Objective -
Transcribe the records in full, keeping every character as it is.

— BEGIN Given entries —

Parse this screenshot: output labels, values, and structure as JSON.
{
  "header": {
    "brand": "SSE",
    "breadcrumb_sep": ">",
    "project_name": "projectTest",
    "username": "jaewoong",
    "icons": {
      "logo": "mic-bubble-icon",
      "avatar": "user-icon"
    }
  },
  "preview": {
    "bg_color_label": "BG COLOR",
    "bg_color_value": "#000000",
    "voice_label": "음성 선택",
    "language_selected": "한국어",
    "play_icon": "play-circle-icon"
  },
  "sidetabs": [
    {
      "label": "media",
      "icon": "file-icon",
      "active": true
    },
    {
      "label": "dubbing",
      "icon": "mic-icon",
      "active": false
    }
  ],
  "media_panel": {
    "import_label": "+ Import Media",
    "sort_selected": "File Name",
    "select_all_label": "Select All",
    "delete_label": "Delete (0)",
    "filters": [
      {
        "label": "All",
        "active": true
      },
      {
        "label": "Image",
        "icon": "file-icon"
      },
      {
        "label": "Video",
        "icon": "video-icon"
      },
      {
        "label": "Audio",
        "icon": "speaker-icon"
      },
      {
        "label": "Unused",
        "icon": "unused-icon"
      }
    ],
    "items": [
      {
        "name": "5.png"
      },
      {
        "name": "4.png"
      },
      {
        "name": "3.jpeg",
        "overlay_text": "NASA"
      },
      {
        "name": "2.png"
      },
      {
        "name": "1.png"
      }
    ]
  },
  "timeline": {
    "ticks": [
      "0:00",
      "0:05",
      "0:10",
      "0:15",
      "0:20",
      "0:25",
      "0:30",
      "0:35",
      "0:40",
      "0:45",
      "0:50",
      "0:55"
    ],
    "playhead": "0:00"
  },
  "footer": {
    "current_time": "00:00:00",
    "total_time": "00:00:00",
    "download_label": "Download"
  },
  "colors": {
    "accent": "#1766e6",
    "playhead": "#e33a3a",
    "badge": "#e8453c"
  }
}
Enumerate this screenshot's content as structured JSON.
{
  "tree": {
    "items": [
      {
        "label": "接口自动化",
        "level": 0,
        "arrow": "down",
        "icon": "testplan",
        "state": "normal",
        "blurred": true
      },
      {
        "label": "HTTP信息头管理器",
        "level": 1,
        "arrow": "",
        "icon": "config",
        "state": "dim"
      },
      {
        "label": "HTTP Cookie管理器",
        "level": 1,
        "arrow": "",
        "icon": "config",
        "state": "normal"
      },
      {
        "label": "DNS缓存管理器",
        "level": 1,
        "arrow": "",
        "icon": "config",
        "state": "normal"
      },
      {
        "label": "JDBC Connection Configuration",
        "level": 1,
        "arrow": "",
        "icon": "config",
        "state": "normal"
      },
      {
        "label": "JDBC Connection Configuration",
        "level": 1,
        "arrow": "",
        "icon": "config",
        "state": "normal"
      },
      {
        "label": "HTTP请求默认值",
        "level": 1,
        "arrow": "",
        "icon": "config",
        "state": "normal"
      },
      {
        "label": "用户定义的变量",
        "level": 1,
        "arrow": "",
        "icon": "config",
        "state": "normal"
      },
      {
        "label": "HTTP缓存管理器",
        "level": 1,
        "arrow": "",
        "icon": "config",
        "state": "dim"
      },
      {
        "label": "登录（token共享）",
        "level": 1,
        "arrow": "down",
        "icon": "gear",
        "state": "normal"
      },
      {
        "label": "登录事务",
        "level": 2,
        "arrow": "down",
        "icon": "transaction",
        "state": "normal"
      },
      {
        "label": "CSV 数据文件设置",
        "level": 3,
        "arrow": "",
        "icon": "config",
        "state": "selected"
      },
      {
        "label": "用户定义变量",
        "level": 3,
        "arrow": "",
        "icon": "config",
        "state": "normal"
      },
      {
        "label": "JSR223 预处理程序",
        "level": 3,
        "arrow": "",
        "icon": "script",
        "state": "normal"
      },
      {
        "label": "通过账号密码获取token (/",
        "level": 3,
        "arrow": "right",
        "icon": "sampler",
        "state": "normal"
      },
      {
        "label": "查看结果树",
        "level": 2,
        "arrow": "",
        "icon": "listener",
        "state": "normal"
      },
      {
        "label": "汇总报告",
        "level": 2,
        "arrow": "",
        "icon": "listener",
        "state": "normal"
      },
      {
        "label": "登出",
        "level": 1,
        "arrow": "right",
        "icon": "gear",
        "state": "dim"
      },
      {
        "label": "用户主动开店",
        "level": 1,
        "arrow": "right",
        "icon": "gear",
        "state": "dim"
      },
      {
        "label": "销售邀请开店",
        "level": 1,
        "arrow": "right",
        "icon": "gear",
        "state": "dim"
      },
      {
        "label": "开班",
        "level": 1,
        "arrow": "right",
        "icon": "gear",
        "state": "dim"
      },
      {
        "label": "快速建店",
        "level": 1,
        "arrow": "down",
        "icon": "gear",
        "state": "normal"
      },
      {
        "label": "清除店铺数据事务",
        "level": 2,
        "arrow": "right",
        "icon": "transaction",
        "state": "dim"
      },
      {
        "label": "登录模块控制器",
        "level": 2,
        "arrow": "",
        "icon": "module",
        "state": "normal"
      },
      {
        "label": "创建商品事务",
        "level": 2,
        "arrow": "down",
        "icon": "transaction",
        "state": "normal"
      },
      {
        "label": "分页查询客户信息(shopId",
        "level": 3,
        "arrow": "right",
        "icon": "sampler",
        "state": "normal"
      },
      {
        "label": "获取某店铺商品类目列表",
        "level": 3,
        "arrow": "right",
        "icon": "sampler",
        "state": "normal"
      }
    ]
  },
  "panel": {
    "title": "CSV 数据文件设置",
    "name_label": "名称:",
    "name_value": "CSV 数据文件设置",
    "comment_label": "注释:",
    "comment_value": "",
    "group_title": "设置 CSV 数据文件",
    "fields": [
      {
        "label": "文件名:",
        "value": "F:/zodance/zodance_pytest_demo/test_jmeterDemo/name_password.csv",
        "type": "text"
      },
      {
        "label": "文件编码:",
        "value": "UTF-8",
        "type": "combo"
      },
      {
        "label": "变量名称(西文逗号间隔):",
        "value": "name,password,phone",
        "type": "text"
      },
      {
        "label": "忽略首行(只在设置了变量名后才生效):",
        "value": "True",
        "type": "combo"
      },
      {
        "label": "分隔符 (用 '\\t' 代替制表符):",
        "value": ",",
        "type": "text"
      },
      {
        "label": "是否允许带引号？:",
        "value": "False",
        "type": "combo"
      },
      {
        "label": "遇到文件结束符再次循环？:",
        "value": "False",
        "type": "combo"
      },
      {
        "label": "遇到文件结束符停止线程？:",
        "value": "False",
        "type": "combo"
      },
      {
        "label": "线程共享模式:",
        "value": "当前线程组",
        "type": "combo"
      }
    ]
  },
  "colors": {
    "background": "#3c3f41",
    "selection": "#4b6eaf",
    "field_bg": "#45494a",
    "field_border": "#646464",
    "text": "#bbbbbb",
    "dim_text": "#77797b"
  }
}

— END Given entries —

Final answer -
Parse this screenshot: output labels, values, and structure as JSON.
{
  "header": {
    "brand": "SSE",
    "breadcrumb_sep": ">",
    "project_name": "projectTest",
    "username": "jaewoong",
    "icons": {
      "logo": "mic-bubble-icon",
      "avatar": "user-icon"
    }
  },
  "preview": {
    "bg_color_label": "BG COLOR",
    "bg_color_value": "#000000",
    "voice_label": "음성 선택",
    "language_selected": "한국어",
    "play_icon": "play-circle-icon"
  },
  "sidetabs": [
    {
      "label": "media",
      "icon": "file-icon",
      "active": true
    },
    {
      "label": "dubbing",
      "icon": "mic-icon",
      "active": false
    }
  ],
  "media_panel": {
    "import_label": "+ Import Media",
    "sort_selected": "File Name",
    "select_all_label": "Select All",
    "delete_label": "Delete (0)",
    "filters": [
      {
        "label": "All",
        "active": true
      },
      {
        "label": "Image",
        "icon": "file-icon"
      },
      {
        "label": "Video",
        "icon": "video-icon"
      },
      {
        "label": "Audio",
        "icon": "speaker-icon"
      },
      {
        "label": "Unused",
        "icon": "unused-icon"
      }
    ],
    "items": [
      {
        "name": "5.png"
      },
      {
        "name": "4.png"
      },
      {
        "name": "3.jpeg",
        "overlay_text": "NASA"
      },
      {
        "name": "2.png"
      },
      {
        "name": "1.png"
      }
    ]
  },
  "timeline": {
    "ticks": [
      "0:00",
      "0:05",
      "0:10",
      "0:15",
      "0:20",
      "0:25",
      "0:30",
      "0:35",
      "0:40",
      "0:45",
      "0:50",
      "0:55"
    ],
    "playhead": "0:00"
  },
  "footer": {
    "current_time": "00:00:00",
    "total_time": "00:00:00",
    "download_label": "Download"
  },
  "colors": {
    "accent": "#1766e6",
    "playhead": "#e33a3a",
    "badge": "#e8453c"
  }
}
Enumerate this screenshot's content as structured JSON.
{
  "tree": {
    "items": [
      {
        "label": "接口自动化",
        "level": 0,
        "arrow": "down",
        "icon": "testplan",
        "state": "normal",
        "blurred": true
      },
      {
        "label": "HTTP信息头管理器",
        "level": 1,
        "arrow": "",
        "icon": "config",
        "state": "dim"
      },
      {
        "label": "HTTP Cookie管理器",
        "level": 1,
        "arrow": "",
        "icon": "config",
        "state": "normal"
      },
      {
        "label": "DNS缓存管理器",
        "level": 1,
        "arrow": "",
        "icon": "config",
        "state": "normal"
      },
      {
        "label": "JDBC Connection Configuration",
        "level": 1,
        "arrow": "",
        "icon": "config",
        "state": "normal"
      },
      {
        "label": "JDBC Connection Configuration",
        "level": 1,
        "arrow": "",
        "icon": "config",
        "state": "normal"
      },
      {
        "label": "HTTP请求默认值",
        "level": 1,
        "arrow": "",
        "icon": "config",
        "state": "normal"
      },
      {
        "label": "用户定义的变量",
        "level": 1,
        "arrow": "",
        "icon": "config",
        "state": "normal"
      },
      {
        "label": "HTTP缓存管理器",
        "level": 1,
        "arrow": "",
        "icon": "config",
        "state": "dim"
      },
      {
        "label": "登录（token共享）",
        "level": 1,
        "arrow": "down",
        "icon": "gear",
        "state": "normal"
      },
      {
        "label": "登录事务",
        "level": 2,
        "arrow": "down",
        "icon": "transaction",
        "state": "normal"
      },
      {
        "label": "CSV 数据文件设置",
        "level": 3,
        "arrow": "",
        "icon": "config",
        "state": "selected"
      },
      {
        "label": "用户定义变量",
        "level": 3,
        "arrow": "",
        "icon": "config",
        "state": "normal"
      },
      {
        "label": "JSR223 预处理程序",
        "level": 3,
        "arrow": "",
        "icon": "script",
        "state": "normal"
      },
      {
        "label": "通过账号密码获取token (/",
        "level": 3,
        "arrow": "right",
        "icon": "sampler",
        "state": "normal"
      },
      {
        "label": "查看结果树",
        "level": 2,
        "arrow": "",
        "icon": "listener",
        "state": "normal"
      },
      {
        "label": "汇总报告",
        "level": 2,
        "arrow": "",
        "icon": "listener",
        "state": "normal"
      },
      {
        "label": "登出",
        "level": 1,
        "arrow": "right",
        "icon": "gear",
        "state": "dim"
      },
      {
        "label": "用户主动开店",
        "level": 1,
        "arrow": "right",
        "icon": "gear",
        "state": "dim"
      },
      {
        "label": "销售邀请开店",
        "level": 1,
        "arrow": "right",
        "icon": "gear",
        "state": "dim"
      },
      {
        "label": "开班",
        "level": 1,
        "arrow": "right",
        "icon": "gear",
        "state": "dim"
      },
      {
        "label": "快速建店",
        "level": 1,
        "arrow": "down",
        "icon": "gear",
        "state": "normal"
      },
      {
        "label": "清除店铺数据事务",
        "level": 2,
        "arrow": "right",
        "icon": "transaction",
        "state": "dim"
      },
      {
        "label": "登录模块控制器",
        "level": 2,
        "arrow": "",
        "icon": "module",
        "state": "normal"
      },
      {
        "label": "创建商品事务",
        "level": 2,
        "arrow": "down",
        "icon": "transaction",
        "state": "normal"
      },
      {
        "label": "分页查询客户信息(shopId",
        "level": 3,
        "arrow": "right",
        "icon": "sampler",
        "state": "normal"
      },
      {
        "label": "获取某店铺商品类目列表",
        "level": 3,
        "arrow": "right",
        "icon": "sampler",
        "state": "normal"
      }
    ]
  },
  "panel": {
    "title": "CSV 数据文件设置",
    "name_label": "名称:",
    "name_value": "CSV 数据文件设置",
    "comment_label": "注释:",
    "comment_value": "",
    "group_title": "设置 CSV 数据文件",
    "fields": [
      {
        "label": "文件名:",
        "value": "F:/zodance/zodance_pytest_demo/test_jmeterDemo/name_password.csv",
        "type": "text"
      },
      {
        "label": "文件编码:",
        "value": "UTF-8",
        "type": "combo"
      },
      {
        "label": "变量名称(西文逗号间隔):",
        "value": "name,password,phone",
        "type": "text"
      },
      {
        "label": "忽略首行(只在设置了变量名后才生效):",
        "value": "True",
        "type": "combo"
      },
      {
        "label": "分隔符 (用 '\\t' 代替制表符):",
        "value": ",",
        "type": "text"
      },
      {
        "label": "是否允许带引号？:",
        "value": "False",
        "type": "combo"
      },
      {
        "label": "遇到文件结束符再次循环？:",
        "value": "False",
        "type": "combo"
      },
      {
        "label": "遇到文件结束符停止线程？:",
        "value": "False",
        "type": "combo"
      },
      {
        "label": "线程共享模式:",
        "value": "当前线程组",
        "type": "combo"
      }
    ]
  },
  "colors": {
    "background": "#3c3f41",
    "selection": "#4b6eaf",
    "field_bg": "#45494a",
    "field_border": "#646464",
    "text": "#bbbbbb",
    "dim_text": "#77797b"
  }
}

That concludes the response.